#### Suas instruções:
Como o trecho sobre tecnologias digitais e educacionais define Tecnologia Digital?

#### Trecho de origem:
▶

Erros conceituais: Tecnologias Digitais (TDs) X Tecnologias Educacionais (TEs)

Para entendermos as razões que justificam a inserção das Tecnologias Digitais por meio dos Projetos de Aprendizagem é interessante que primeiro façamos uma pequena reflexão sobre as formas como as TDs têm sido inseridas na educação e as razões pelas quais essa inserção tem fracassado em muitos casos.
Os erros de implantação do uso pedagógico das TDs começa com os erros conceituais sobre o que é tecnologia e qual sua relação com a educação. O mapa conceitual mostrado a seguir tenta aclarar os conceitos de tecnologia, Tecnologia Digital (TD), Tecnologia Educacional (TE), bem como as relações e inter-relações entre eles.
Um mapa conceitual sobre as inter-relações entre tecnologia, tecnologia digital e tecnologia educacional.
Um mapa conceitual sobre as inter-relações entre tecnologia, tecnologia digital e tecnologia educacional.
Como podemos ver nesse mapa conceitual, tecnologia é um conjunto de técnicas, processos e métodos específicos de um dado ofício ou negócio. Tecnologia Digital é qualquer tecnologia baseada na linguagem binária dos computadores. Assim, quando pensamos no uso de tecnologias nas escolas não estamos falando simplesmente no uso de “aparelhos tecnológicos digitais”, mas sim no conjunto de técnicas, processos e métodos específicos para o ofício de ensinar!
Onde as TDs se inserem na educação nesse contexto? Elas se inserem da mesma forma que todos as demais tecnologias não-digitais, como a lousa, o mimeógrafo e o toca-fitas, como ferramentas auxiliares que potencializam as Tecnologias Educacionais (TEs).
Veja também que nesse mapa conceitual a relação entre as TDs e a Educação não é uma relação de mão dupla e que seus laços são frágeis. A escola que hoje convive com as TDs já viveu séculos sem elas e viverá muitos outros séculos com tecnologias que ainda serão inventadas. As tecnologias mudam, a escola se adequa a seu tempo e usa essas tecnologias, mas a escola não é uma aplicação da tecnologia em si.

◀

Entradas de dados coletadas:
▶

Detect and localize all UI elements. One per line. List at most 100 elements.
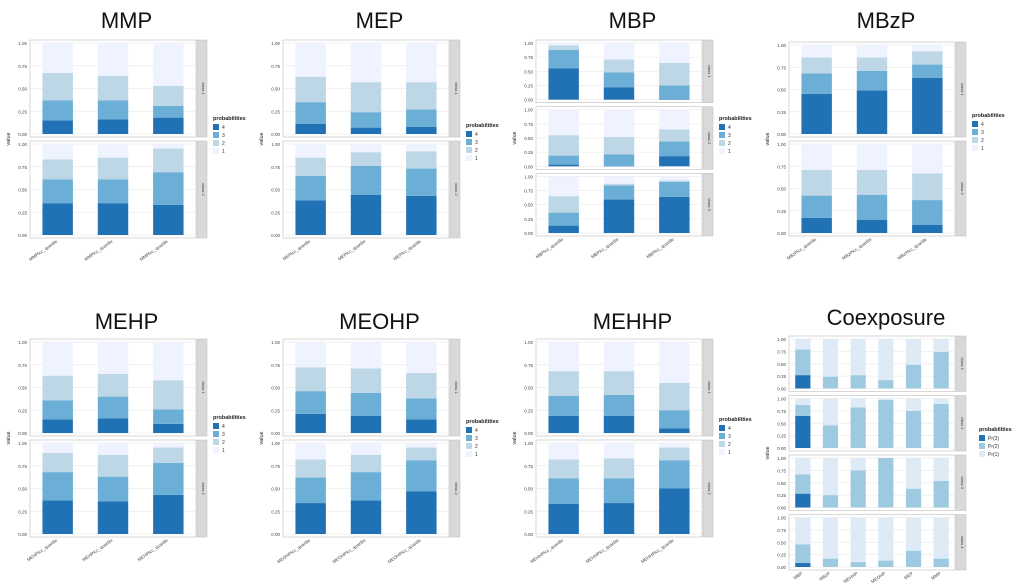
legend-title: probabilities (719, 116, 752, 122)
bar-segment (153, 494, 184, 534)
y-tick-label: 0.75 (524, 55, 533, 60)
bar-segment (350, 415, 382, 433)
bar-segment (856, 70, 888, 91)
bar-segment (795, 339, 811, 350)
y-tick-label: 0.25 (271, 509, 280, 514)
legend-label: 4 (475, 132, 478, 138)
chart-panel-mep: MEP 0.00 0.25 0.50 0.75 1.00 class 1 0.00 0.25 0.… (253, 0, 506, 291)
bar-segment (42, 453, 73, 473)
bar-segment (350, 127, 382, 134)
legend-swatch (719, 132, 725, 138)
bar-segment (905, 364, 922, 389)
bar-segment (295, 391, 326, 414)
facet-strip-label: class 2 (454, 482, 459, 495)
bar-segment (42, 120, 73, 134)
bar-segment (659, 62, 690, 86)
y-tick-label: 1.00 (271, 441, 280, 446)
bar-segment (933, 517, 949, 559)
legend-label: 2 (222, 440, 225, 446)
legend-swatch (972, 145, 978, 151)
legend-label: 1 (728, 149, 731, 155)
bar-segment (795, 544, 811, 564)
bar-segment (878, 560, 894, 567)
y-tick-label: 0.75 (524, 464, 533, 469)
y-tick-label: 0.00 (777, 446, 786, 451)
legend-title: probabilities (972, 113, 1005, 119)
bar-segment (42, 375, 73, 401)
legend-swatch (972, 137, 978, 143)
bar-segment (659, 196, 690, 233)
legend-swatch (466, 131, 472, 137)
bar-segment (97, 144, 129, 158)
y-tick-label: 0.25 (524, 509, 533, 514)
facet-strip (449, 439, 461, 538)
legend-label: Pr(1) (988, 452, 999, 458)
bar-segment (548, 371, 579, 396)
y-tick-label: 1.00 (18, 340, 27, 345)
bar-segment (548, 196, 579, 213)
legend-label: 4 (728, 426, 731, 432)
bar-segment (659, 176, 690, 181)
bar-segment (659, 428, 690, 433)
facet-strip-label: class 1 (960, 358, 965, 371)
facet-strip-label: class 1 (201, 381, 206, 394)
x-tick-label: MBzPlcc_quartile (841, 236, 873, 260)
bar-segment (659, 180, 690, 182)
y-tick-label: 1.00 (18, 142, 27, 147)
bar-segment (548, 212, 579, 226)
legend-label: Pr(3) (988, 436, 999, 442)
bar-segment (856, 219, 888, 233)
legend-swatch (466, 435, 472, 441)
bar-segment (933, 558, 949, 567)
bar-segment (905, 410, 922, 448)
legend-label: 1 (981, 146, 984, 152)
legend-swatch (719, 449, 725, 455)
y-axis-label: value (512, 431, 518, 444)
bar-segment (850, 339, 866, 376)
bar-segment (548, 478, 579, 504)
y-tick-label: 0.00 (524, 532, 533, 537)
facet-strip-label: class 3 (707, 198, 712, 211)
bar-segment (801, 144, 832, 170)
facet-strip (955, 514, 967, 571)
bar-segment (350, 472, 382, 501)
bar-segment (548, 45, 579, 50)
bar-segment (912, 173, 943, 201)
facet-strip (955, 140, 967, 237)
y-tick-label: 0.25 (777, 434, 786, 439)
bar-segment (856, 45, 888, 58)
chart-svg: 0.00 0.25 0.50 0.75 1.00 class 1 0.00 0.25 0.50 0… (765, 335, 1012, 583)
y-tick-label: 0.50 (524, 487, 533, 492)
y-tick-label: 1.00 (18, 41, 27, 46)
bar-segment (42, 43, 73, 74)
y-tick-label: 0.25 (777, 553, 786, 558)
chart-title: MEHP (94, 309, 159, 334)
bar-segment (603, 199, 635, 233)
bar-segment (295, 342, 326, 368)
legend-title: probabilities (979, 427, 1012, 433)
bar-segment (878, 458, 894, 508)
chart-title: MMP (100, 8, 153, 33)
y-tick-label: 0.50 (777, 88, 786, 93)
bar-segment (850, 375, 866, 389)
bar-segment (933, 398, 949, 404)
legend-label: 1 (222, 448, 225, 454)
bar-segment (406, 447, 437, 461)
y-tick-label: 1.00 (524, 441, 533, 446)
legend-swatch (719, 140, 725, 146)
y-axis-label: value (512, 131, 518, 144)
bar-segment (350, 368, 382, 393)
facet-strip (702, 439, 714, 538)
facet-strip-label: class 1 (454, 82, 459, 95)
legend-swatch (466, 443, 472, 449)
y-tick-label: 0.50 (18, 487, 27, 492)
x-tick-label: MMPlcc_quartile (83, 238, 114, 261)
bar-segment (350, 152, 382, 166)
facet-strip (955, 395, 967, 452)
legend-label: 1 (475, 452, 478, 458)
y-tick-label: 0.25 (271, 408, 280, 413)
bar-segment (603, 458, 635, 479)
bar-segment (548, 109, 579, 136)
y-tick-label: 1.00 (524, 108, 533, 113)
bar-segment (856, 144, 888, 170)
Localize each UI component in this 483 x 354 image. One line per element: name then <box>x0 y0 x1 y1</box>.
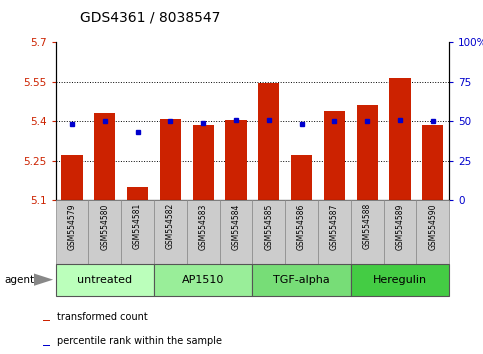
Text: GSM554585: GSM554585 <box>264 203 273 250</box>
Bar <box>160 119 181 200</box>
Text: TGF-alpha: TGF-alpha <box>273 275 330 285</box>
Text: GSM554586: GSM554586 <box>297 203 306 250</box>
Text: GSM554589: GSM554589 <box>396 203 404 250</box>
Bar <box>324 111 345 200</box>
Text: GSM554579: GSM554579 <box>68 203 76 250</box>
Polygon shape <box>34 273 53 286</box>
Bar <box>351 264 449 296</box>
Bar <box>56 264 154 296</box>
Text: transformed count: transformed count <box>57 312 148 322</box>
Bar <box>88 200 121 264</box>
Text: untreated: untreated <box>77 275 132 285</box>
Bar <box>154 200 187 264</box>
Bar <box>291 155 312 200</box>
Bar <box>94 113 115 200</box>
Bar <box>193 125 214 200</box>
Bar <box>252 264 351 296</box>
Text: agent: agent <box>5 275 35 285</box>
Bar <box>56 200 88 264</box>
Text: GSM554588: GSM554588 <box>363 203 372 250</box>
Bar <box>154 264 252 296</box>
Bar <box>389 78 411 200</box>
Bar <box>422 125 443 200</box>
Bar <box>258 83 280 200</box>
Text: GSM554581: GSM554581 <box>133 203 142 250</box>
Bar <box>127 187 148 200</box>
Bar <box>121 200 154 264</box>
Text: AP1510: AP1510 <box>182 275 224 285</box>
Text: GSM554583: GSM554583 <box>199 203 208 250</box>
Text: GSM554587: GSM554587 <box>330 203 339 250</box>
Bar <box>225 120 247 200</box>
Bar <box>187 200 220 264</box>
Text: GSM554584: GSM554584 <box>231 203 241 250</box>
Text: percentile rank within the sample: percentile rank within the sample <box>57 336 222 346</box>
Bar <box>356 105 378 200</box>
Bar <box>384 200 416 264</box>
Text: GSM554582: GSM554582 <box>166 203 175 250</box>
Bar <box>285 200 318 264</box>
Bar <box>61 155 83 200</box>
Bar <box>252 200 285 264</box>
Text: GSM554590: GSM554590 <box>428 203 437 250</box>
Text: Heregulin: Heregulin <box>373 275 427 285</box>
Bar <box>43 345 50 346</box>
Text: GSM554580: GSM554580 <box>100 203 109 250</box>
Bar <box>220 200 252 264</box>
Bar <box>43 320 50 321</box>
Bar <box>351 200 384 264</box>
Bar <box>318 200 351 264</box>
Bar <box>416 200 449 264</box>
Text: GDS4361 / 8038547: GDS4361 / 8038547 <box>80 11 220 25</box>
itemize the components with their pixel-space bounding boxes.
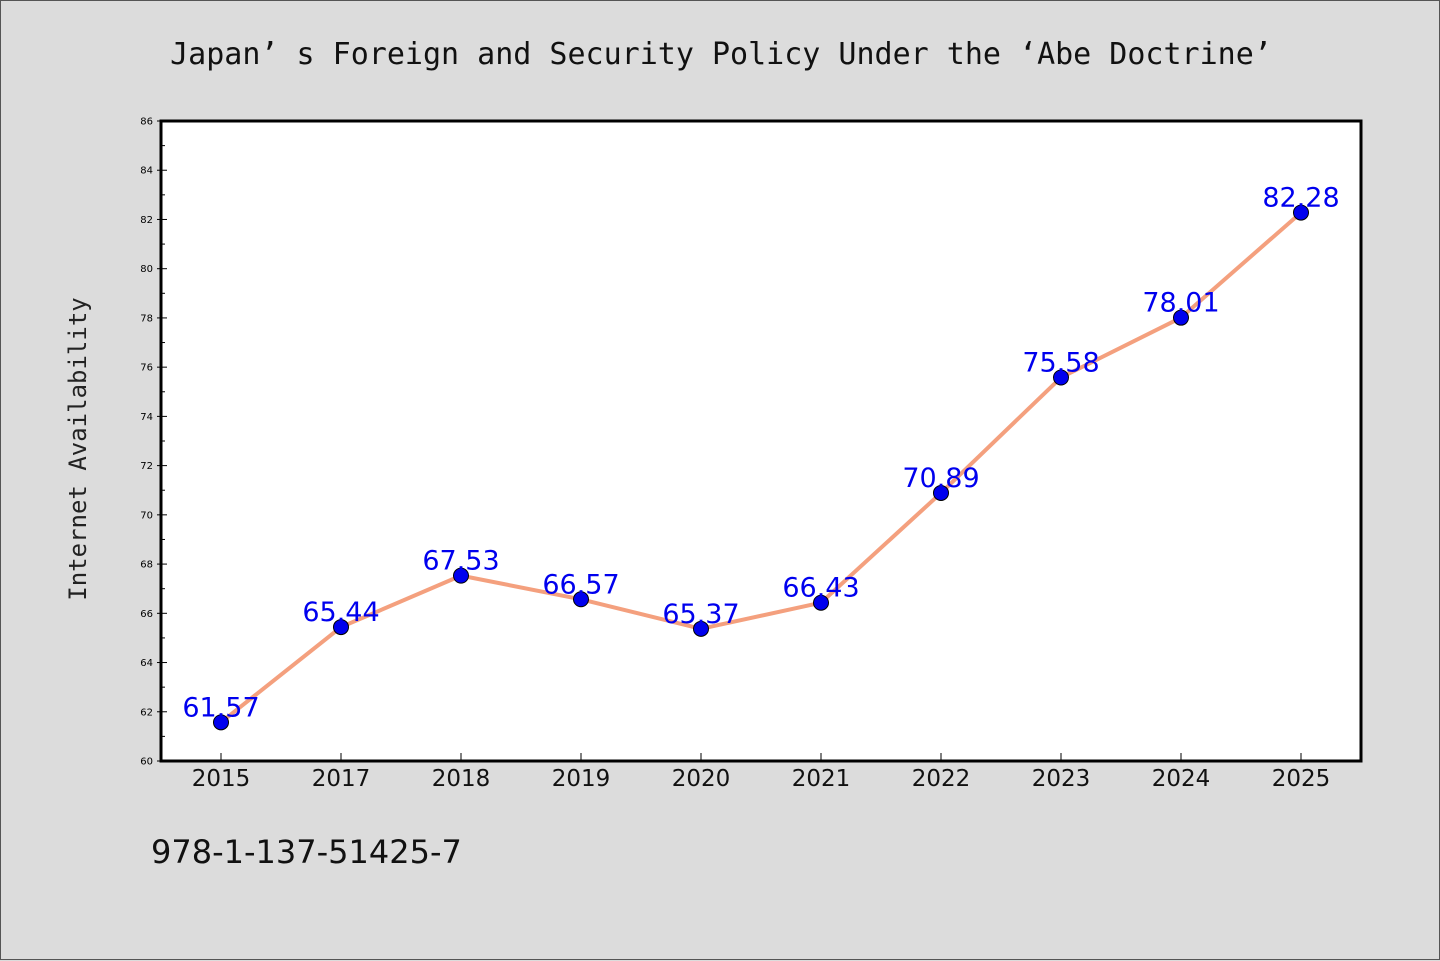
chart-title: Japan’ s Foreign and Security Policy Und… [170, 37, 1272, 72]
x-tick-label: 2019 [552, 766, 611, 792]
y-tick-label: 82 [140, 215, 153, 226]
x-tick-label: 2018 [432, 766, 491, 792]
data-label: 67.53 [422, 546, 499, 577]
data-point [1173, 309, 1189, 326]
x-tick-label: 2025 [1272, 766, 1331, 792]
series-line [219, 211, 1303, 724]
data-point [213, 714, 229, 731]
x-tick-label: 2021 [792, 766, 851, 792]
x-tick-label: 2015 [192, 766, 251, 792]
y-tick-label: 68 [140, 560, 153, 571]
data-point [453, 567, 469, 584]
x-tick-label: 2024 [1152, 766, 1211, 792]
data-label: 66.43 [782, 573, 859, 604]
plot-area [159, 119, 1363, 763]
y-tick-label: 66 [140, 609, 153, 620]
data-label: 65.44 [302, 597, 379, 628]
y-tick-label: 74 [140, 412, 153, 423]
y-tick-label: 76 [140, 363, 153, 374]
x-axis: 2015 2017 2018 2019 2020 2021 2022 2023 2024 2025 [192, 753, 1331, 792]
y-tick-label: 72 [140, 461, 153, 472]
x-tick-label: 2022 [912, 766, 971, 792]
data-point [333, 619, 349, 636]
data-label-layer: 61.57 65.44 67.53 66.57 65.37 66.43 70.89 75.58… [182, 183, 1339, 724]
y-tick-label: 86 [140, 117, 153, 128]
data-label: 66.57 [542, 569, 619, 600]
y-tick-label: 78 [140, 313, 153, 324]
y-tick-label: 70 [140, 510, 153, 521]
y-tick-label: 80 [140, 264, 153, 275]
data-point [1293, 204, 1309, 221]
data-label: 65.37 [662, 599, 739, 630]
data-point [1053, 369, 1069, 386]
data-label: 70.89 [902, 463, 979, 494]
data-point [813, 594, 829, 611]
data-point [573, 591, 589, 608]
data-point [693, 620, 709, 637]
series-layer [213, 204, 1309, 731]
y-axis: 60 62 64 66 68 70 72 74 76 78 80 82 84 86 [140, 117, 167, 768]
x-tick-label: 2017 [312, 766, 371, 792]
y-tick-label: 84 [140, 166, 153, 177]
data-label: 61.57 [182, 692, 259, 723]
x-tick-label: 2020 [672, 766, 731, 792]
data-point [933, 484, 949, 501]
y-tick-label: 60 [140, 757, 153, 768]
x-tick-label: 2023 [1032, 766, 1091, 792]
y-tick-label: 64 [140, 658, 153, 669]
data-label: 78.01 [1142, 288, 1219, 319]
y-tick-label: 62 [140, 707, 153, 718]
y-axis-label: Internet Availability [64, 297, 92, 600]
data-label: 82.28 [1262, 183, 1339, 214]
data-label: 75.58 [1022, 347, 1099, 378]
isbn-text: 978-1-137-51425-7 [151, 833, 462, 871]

◀

#### Solução da tarefa:
Tecnologia Digital é qualquer tecnologia baseada na linguagem binária dos computadores.